> _Exercise aim_: Return the data exactly, with all pictures removed.

⟨

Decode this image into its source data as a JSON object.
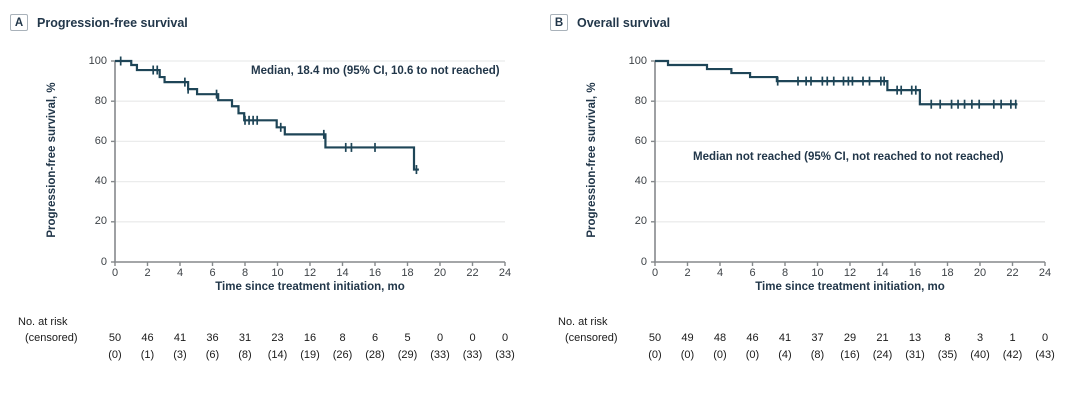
{
  "colors": {
    "curve": "#1e4557",
    "axis": "#85898c",
    "grid": "#ebecec",
    "title_text": "#22374a",
    "tick_text": "#3d4247"
  },
  "figure": {
    "panels": [
      {
        "letter": "A",
        "title": "Progression-free survival",
        "ylabel": "Progression-free survival, %",
        "xlabel": "Time since treatment initiation, mo",
        "annotation": "Median, 18.4 mo (95% CI, 10.6 to not reached)",
        "risk_label1": "No. at risk",
        "risk_label2": "(censored)"
      },
      {
        "letter": "B",
        "title": "Overall survival",
        "ylabel": "Progression-free survival, %",
        "xlabel": "Time since treatment initiation, mo",
        "annotation": "Median not reached (95% CI, not reached to not reached)",
        "risk_label1": "No. at risk",
        "risk_label2": "(censored)"
      }
    ]
  },
  "chart_data": [
    {
      "type": "line",
      "subtype": "kaplan-meier-step",
      "panel": "A",
      "title": "Progression-free survival",
      "xlabel": "Time since treatment initiation, mo",
      "ylabel": "Progression-free survival, %",
      "xlim": [
        0,
        24
      ],
      "ylim": [
        0,
        100
      ],
      "xticks": [
        0,
        2,
        4,
        6,
        8,
        10,
        12,
        14,
        16,
        18,
        20,
        22,
        24
      ],
      "yticks": [
        0,
        20,
        40,
        60,
        80,
        100
      ],
      "grid": "horizontal",
      "median_label": "Median, 18.4 mo (95% CI, 10.6 to not reached)",
      "steps": [
        [
          0,
          100
        ],
        [
          1.0,
          98
        ],
        [
          1.35,
          95.5
        ],
        [
          2.75,
          92
        ],
        [
          3.05,
          89.5
        ],
        [
          4.5,
          86
        ],
        [
          5.05,
          83.5
        ],
        [
          6.35,
          80.5
        ],
        [
          7.2,
          77.5
        ],
        [
          7.6,
          74
        ],
        [
          7.95,
          70.5
        ],
        [
          9.95,
          67
        ],
        [
          10.45,
          63.5
        ],
        [
          12.95,
          57
        ],
        [
          18.4,
          46
        ]
      ],
      "end_time": 18.7,
      "censor_marks": [
        0.35,
        2.35,
        2.6,
        4.3,
        4.5,
        6.25,
        8.0,
        8.25,
        8.5,
        8.75,
        10.2,
        12.85,
        14.2,
        14.55,
        16.0,
        18.55
      ],
      "at_risk_times": [
        0,
        2,
        4,
        6,
        8,
        10,
        12,
        14,
        16,
        18,
        20,
        22,
        24
      ],
      "at_risk": [
        "50",
        "46",
        "41",
        "36",
        "31",
        "23",
        "16",
        "8",
        "6",
        "5",
        "0",
        "0",
        "0"
      ],
      "censored": [
        "(0)",
        "(1)",
        "(3)",
        "(6)",
        "(8)",
        "(14)",
        "(19)",
        "(26)",
        "(28)",
        "(29)",
        "(33)",
        "(33)",
        "(33)"
      ]
    },
    {
      "type": "line",
      "subtype": "kaplan-meier-step",
      "panel": "B",
      "title": "Overall survival",
      "xlabel": "Time since treatment initiation, mo",
      "ylabel": "Progression-free survival, %",
      "xlim": [
        0,
        24
      ],
      "ylim": [
        0,
        100
      ],
      "xticks": [
        0,
        2,
        4,
        6,
        8,
        10,
        12,
        14,
        16,
        18,
        20,
        22,
        24
      ],
      "yticks": [
        0,
        20,
        40,
        60,
        80,
        100
      ],
      "grid": "horizontal",
      "median_label": "Median not reached (95% CI, not reached to not reached)",
      "steps": [
        [
          0,
          100
        ],
        [
          0.8,
          98
        ],
        [
          3.2,
          96
        ],
        [
          4.7,
          94
        ],
        [
          5.85,
          92
        ],
        [
          7.5,
          90
        ],
        [
          14.3,
          85.5
        ],
        [
          16.3,
          78.5
        ]
      ],
      "end_time": 22.3,
      "censor_marks": [
        7.55,
        8.8,
        9.3,
        9.6,
        10.3,
        10.6,
        11.0,
        11.6,
        11.9,
        12.15,
        12.8,
        13.2,
        13.9,
        14.1,
        14.9,
        15.15,
        15.8,
        16.05,
        17.0,
        17.55,
        18.25,
        18.65,
        19.05,
        19.5,
        19.95,
        20.85,
        21.3,
        21.9,
        22.2
      ],
      "at_risk_times": [
        0,
        2,
        4,
        6,
        8,
        10,
        12,
        14,
        16,
        18,
        20,
        22,
        24
      ],
      "at_risk": [
        "50",
        "49",
        "48",
        "46",
        "41",
        "37",
        "29",
        "21",
        "13",
        "8",
        "3",
        "1",
        "0"
      ],
      "censored": [
        "(0)",
        "(0)",
        "(0)",
        "(0)",
        "(4)",
        "(8)",
        "(16)",
        "(24)",
        "(31)",
        "(35)",
        "(40)",
        "(42)",
        "(43)"
      ]
    }
  ]
}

⟩

> _Answer to the problem_:
Decode this image into its source data as a JSON object.
{
  "colors": {
    "curve": "#1e4557",
    "axis": "#85898c",
    "grid": "#ebecec",
    "title_text": "#22374a",
    "tick_text": "#3d4247"
  },
  "figure": {
    "panels": [
      {
        "letter": "A",
        "title": "Progression-free survival",
        "ylabel": "Progression-free survival, %",
        "xlabel": "Time since treatment initiation, mo",
        "annotation": "Median, 18.4 mo (95% CI, 10.6 to not reached)",
        "risk_label1": "No. at risk",
        "risk_label2": "(censored)"
      },
      {
        "letter": "B",
        "title": "Overall survival",
        "ylabel": "Progression-free survival, %",
        "xlabel": "Time since treatment initiation, mo",
        "annotation": "Median not reached (95% CI, not reached to not reached)",
        "risk_label1": "No. at risk",
        "risk_label2": "(censored)"
      }
    ]
  },
  "chart_data": [
    {
      "type": "line",
      "subtype": "kaplan-meier-step",
      "panel": "A",
      "title": "Progression-free survival",
      "xlabel": "Time since treatment initiation, mo",
      "ylabel": "Progression-free survival, %",
      "xlim": [
        0,
        24
      ],
      "ylim": [
        0,
        100
      ],
      "xticks": [
        0,
        2,
        4,
        6,
        8,
        10,
        12,
        14,
        16,
        18,
        20,
        22,
        24
      ],
      "yticks": [
        0,
        20,
        40,
        60,
        80,
        100
      ],
      "grid": "horizontal",
      "median_label": "Median, 18.4 mo (95% CI, 10.6 to not reached)",
      "steps": [
        [
          0,
          100
        ],
        [
          1.0,
          98
        ],
        [
          1.35,
          95.5
        ],
        [
          2.75,
          92
        ],
        [
          3.05,
          89.5
        ],
        [
          4.5,
          86
        ],
        [
          5.05,
          83.5
        ],
        [
          6.35,
          80.5
        ],
        [
          7.2,
          77.5
        ],
        [
          7.6,
          74
        ],
        [
          7.95,
          70.5
        ],
        [
          9.95,
          67
        ],
        [
          10.45,
          63.5
        ],
        [
          12.95,
          57
        ],
        [
          18.4,
          46
        ]
      ],
      "end_time": 18.7,
      "censor_marks": [
        0.35,
        2.35,
        2.6,
        4.3,
        4.5,
        6.25,
        8.0,
        8.25,
        8.5,
        8.75,
        10.2,
        12.85,
        14.2,
        14.55,
        16.0,
        18.55
      ],
      "at_risk_times": [
        0,
        2,
        4,
        6,
        8,
        10,
        12,
        14,
        16,
        18,
        20,
        22,
        24
      ],
      "at_risk": [
        "50",
        "46",
        "41",
        "36",
        "31",
        "23",
        "16",
        "8",
        "6",
        "5",
        "0",
        "0",
        "0"
      ],
      "censored": [
        "(0)",
        "(1)",
        "(3)",
        "(6)",
        "(8)",
        "(14)",
        "(19)",
        "(26)",
        "(28)",
        "(29)",
        "(33)",
        "(33)",
        "(33)"
      ]
    },
    {
      "type": "line",
      "subtype": "kaplan-meier-step",
      "panel": "B",
      "title": "Overall survival",
      "xlabel": "Time since treatment initiation, mo",
      "ylabel": "Progression-free survival, %",
      "xlim": [
        0,
        24
      ],
      "ylim": [
        0,
        100
      ],
      "xticks": [
        0,
        2,
        4,
        6,
        8,
        10,
        12,
        14,
        16,
        18,
        20,
        22,
        24
      ],
      "yticks": [
        0,
        20,
        40,
        60,
        80,
        100
      ],
      "grid": "horizontal",
      "median_label": "Median not reached (95% CI, not reached to not reached)",
      "steps": [
        [
          0,
          100
        ],
        [
          0.8,
          98
        ],
        [
          3.2,
          96
        ],
        [
          4.7,
          94
        ],
        [
          5.85,
          92
        ],
        [
          7.5,
          90
        ],
        [
          14.3,
          85.5
        ],
        [
          16.3,
          78.5
        ]
      ],
      "end_time": 22.3,
      "censor_marks": [
        7.55,
        8.8,
        9.3,
        9.6,
        10.3,
        10.6,
        11.0,
        11.6,
        11.9,
        12.15,
        12.8,
        13.2,
        13.9,
        14.1,
        14.9,
        15.15,
        15.8,
        16.05,
        17.0,
        17.55,
        18.25,
        18.65,
        19.05,
        19.5,
        19.95,
        20.85,
        21.3,
        21.9,
        22.2
      ],
      "at_risk_times": [
        0,
        2,
        4,
        6,
        8,
        10,
        12,
        14,
        16,
        18,
        20,
        22,
        24
      ],
      "at_risk": [
        "50",
        "49",
        "48",
        "46",
        "41",
        "37",
        "29",
        "21",
        "13",
        "8",
        "3",
        "1",
        "0"
      ],
      "censored": [
        "(0)",
        "(0)",
        "(0)",
        "(0)",
        "(4)",
        "(8)",
        "(16)",
        "(24)",
        "(31)",
        "(35)",
        "(40)",
        "(42)",
        "(43)"
      ]
    }
  ]
}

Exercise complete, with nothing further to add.